◆ WHAT YOU NEED TO DO ◆
Exactly reproduce the lines that follow.

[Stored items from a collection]
★ ★ ★

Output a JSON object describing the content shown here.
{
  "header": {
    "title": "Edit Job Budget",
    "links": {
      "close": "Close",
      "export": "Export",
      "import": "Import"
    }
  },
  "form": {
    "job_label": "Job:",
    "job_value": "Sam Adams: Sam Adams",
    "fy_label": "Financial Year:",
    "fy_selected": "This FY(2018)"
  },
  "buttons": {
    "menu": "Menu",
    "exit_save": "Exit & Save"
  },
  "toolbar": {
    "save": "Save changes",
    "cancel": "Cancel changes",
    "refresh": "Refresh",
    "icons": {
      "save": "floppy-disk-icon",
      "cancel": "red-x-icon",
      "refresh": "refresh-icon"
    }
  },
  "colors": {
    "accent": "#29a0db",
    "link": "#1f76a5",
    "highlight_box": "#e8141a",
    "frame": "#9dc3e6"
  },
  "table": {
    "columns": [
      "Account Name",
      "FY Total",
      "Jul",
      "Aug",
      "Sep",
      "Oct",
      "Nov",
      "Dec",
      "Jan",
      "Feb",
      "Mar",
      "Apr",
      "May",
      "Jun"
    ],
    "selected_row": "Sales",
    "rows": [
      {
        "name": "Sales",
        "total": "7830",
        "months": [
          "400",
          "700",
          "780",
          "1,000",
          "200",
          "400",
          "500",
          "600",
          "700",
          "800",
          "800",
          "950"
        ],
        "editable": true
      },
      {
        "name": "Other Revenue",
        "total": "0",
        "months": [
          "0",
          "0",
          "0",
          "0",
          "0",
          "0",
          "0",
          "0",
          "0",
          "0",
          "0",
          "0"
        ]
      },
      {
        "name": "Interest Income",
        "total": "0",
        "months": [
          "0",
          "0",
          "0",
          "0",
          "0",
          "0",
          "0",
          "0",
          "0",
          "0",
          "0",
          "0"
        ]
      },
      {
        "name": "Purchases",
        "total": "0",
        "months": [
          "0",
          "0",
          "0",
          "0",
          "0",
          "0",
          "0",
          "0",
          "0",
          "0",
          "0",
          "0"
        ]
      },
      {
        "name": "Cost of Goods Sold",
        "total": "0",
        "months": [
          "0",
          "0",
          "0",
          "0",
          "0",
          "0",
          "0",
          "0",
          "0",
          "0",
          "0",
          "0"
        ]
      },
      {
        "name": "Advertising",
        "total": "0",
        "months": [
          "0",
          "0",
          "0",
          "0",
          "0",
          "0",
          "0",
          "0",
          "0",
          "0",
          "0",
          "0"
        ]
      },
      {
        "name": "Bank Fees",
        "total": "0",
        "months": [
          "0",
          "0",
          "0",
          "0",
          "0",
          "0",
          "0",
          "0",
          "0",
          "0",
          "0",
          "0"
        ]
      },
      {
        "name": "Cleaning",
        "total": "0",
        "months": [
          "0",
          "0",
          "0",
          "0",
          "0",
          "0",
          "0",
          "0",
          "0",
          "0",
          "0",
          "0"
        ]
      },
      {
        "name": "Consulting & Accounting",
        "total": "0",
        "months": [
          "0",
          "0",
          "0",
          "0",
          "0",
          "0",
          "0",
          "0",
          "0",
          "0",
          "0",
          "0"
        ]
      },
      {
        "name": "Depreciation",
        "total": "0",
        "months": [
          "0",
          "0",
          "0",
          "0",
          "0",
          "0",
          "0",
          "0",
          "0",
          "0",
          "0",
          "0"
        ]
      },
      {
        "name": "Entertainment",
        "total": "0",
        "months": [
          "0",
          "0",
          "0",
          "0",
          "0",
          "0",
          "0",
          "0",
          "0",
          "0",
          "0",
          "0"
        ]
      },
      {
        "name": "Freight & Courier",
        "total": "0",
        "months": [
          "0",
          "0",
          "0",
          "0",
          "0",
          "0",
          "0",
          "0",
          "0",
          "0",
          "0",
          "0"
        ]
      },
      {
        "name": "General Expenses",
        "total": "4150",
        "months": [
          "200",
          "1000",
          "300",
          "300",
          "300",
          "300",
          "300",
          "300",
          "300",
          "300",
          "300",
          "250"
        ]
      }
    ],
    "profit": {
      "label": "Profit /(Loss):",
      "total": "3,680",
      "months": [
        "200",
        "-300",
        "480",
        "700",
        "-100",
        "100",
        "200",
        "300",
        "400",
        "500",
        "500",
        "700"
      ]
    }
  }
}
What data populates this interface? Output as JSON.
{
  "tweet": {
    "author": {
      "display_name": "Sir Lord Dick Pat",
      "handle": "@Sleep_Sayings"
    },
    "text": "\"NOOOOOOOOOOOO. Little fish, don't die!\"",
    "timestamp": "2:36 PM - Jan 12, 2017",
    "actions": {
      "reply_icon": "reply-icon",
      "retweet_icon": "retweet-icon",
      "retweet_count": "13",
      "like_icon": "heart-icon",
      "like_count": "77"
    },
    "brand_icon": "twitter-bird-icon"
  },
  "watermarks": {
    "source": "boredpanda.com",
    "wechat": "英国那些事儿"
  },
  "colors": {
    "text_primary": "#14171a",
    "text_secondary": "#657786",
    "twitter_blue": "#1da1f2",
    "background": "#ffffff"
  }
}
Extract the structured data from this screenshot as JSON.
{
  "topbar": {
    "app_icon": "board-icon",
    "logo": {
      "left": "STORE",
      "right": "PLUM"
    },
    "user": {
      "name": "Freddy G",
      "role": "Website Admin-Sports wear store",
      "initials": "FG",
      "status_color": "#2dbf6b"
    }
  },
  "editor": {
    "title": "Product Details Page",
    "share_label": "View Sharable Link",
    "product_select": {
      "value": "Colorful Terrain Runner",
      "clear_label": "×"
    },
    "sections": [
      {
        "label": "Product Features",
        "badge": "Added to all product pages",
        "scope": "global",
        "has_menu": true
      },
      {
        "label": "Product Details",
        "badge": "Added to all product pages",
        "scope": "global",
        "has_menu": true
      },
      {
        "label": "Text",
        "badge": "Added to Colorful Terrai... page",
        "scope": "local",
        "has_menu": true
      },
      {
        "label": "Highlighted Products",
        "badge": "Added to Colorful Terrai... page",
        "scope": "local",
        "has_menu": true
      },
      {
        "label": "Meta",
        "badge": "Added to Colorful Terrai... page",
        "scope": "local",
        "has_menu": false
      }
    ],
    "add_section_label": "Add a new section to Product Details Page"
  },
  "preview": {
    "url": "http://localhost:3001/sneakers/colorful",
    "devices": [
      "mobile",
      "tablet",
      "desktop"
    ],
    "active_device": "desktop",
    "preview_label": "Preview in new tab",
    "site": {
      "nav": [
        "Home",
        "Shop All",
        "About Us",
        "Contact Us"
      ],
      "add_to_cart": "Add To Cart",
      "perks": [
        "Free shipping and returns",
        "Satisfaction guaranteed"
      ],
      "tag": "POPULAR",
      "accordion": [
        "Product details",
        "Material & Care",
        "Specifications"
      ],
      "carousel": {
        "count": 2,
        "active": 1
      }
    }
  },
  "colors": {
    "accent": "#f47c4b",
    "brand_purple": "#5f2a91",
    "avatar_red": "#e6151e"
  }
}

★ ★ ★

◆ WRITTEN ANSWER ◆
Output a JSON object describing the content shown here.
{
  "header": {
    "title": "Edit Job Budget",
    "links": {
      "close": "Close",
      "export": "Export",
      "import": "Import"
    }
  },
  "form": {
    "job_label": "Job:",
    "job_value": "Sam Adams: Sam Adams",
    "fy_label": "Financial Year:",
    "fy_selected": "This FY(2018)"
  },
  "buttons": {
    "menu": "Menu",
    "exit_save": "Exit & Save"
  },
  "toolbar": {
    "save": "Save changes",
    "cancel": "Cancel changes",
    "refresh": "Refresh",
    "icons": {
      "save": "floppy-disk-icon",
      "cancel": "red-x-icon",
      "refresh": "refresh-icon"
    }
  },
  "colors": {
    "accent": "#29a0db",
    "link": "#1f76a5",
    "highlight_box": "#e8141a",
    "frame": "#9dc3e6"
  },
  "table": {
    "columns": [
      "Account Name",
      "FY Total",
      "Jul",
      "Aug",
      "Sep",
      "Oct",
      "Nov",
      "Dec",
      "Jan",
      "Feb",
      "Mar",
      "Apr",
      "May",
      "Jun"
    ],
    "selected_row": "Sales",
    "rows": [
      {
        "name": "Sales",
        "total": "7830",
        "months": [
          "400",
          "700",
          "780",
          "1,000",
          "200",
          "400",
          "500",
          "600",
          "700",
          "800",
          "800",
          "950"
        ],
        "editable": true
      },
      {
        "name": "Other Revenue",
        "total": "0",
        "months": [
          "0",
          "0",
          "0",
          "0",
          "0",
          "0",
          "0",
          "0",
          "0",
          "0",
          "0",
          "0"
        ]
      },
      {
        "name": "Interest Income",
        "total": "0",
        "months": [
          "0",
          "0",
          "0",
          "0",
          "0",
          "0",
          "0",
          "0",
          "0",
          "0",
          "0",
          "0"
        ]
      },
      {
        "name": "Purchases",
        "total": "0",
        "months": [
          "0",
          "0",
          "0",
          "0",
          "0",
          "0",
          "0",
          "0",
          "0",
          "0",
          "0",
          "0"
        ]
      },
      {
        "name": "Cost of Goods Sold",
        "total": "0",
        "months": [
          "0",
          "0",
          "0",
          "0",
          "0",
          "0",
          "0",
          "0",
          "0",
          "0",
          "0",
          "0"
        ]
      },
      {
        "name": "Advertising",
        "total": "0",
        "months": [
          "0",
          "0",
          "0",
          "0",
          "0",
          "0",
          "0",
          "0",
          "0",
          "0",
          "0",
          "0"
        ]
      },
      {
        "name": "Bank Fees",
        "total": "0",
        "months": [
          "0",
          "0",
          "0",
          "0",
          "0",
          "0",
          "0",
          "0",
          "0",
          "0",
          "0",
          "0"
        ]
      },
      {
        "name": "Cleaning",
        "total": "0",
        "months": [
          "0",
          "0",
          "0",
          "0",
          "0",
          "0",
          "0",
          "0",
          "0",
          "0",
          "0",
          "0"
        ]
      },
      {
        "name": "Consulting & Accounting",
        "total": "0",
        "months": [
          "0",
          "0",
          "0",
          "0",
          "0",
          "0",
          "0",
          "0",
          "0",
          "0",
          "0",
          "0"
        ]
      },
      {
        "name": "Depreciation",
        "total": "0",
        "months": [
          "0",
          "0",
          "0",
          "0",
          "0",
          "0",
          "0",
          "0",
          "0",
          "0",
          "0",
          "0"
        ]
      },
      {
        "name": "Entertainment",
        "total": "0",
        "months": [
          "0",
          "0",
          "0",
          "0",
          "0",
          "0",
          "0",
          "0",
          "0",
          "0",
          "0",
          "0"
        ]
      },
      {
        "name": "Freight & Courier",
        "total": "0",
        "months": [
          "0",
          "0",
          "0",
          "0",
          "0",
          "0",
          "0",
          "0",
          "0",
          "0",
          "0",
          "0"
        ]
      },
      {
        "name": "General Expenses",
        "total": "4150",
        "months": [
          "200",
          "1000",
          "300",
          "300",
          "300",
          "300",
          "300",
          "300",
          "300",
          "300",
          "300",
          "250"
        ]
      }
    ],
    "profit": {
      "label": "Profit /(Loss):",
      "total": "3,680",
      "months": [
        "200",
        "-300",
        "480",
        "700",
        "-100",
        "100",
        "200",
        "300",
        "400",
        "500",
        "500",
        "700"
      ]
    }
  }
}
What data populates this interface? Output as JSON.
{
  "tweet": {
    "author": {
      "display_name": "Sir Lord Dick Pat",
      "handle": "@Sleep_Sayings"
    },
    "text": "\"NOOOOOOOOOOOO. Little fish, don't die!\"",
    "timestamp": "2:36 PM - Jan 12, 2017",
    "actions": {
      "reply_icon": "reply-icon",
      "retweet_icon": "retweet-icon",
      "retweet_count": "13",
      "like_icon": "heart-icon",
      "like_count": "77"
    },
    "brand_icon": "twitter-bird-icon"
  },
  "watermarks": {
    "source": "boredpanda.com",
    "wechat": "英国那些事儿"
  },
  "colors": {
    "text_primary": "#14171a",
    "text_secondary": "#657786",
    "twitter_blue": "#1da1f2",
    "background": "#ffffff"
  }
}
Extract the structured data from this screenshot as JSON.
{
  "topbar": {
    "app_icon": "board-icon",
    "logo": {
      "left": "STORE",
      "right": "PLUM"
    },
    "user": {
      "name": "Freddy G",
      "role": "Website Admin-Sports wear store",
      "initials": "FG",
      "status_color": "#2dbf6b"
    }
  },
  "editor": {
    "title": "Product Details Page",
    "share_label": "View Sharable Link",
    "product_select": {
      "value": "Colorful Terrain Runner",
      "clear_label": "×"
    },
    "sections": [
      {
        "label": "Product Features",
        "badge": "Added to all product pages",
        "scope": "global",
        "has_menu": true
      },
      {
        "label": "Product Details",
        "badge": "Added to all product pages",
        "scope": "global",
        "has_menu": true
      },
      {
        "label": "Text",
        "badge": "Added to Colorful Terrai... page",
        "scope": "local",
        "has_menu": true
      },
      {
        "label": "Highlighted Products",
        "badge": "Added to Colorful Terrai... page",
        "scope": "local",
        "has_menu": true
      },
      {
        "label": "Meta",
        "badge": "Added to Colorful Terrai... page",
        "scope": "local",
        "has_menu": false
      }
    ],
    "add_section_label": "Add a new section to Product Details Page"
  },
  "preview": {
    "url": "http://localhost:3001/sneakers/colorful",
    "devices": [
      "mobile",
      "tablet",
      "desktop"
    ],
    "active_device": "desktop",
    "preview_label": "Preview in new tab",
    "site": {
      "nav": [
        "Home",
        "Shop All",
        "About Us",
        "Contact Us"
      ],
      "add_to_cart": "Add To Cart",
      "perks": [
        "Free shipping and returns",
        "Satisfaction guaranteed"
      ],
      "tag": "POPULAR",
      "accordion": [
        "Product details",
        "Material & Care",
        "Specifications"
      ],
      "carousel": {
        "count": 2,
        "active": 1
      }
    }
  },
  "colors": {
    "accent": "#f47c4b",
    "brand_purple": "#5f2a91",
    "avatar_red": "#e6151e"
  }
}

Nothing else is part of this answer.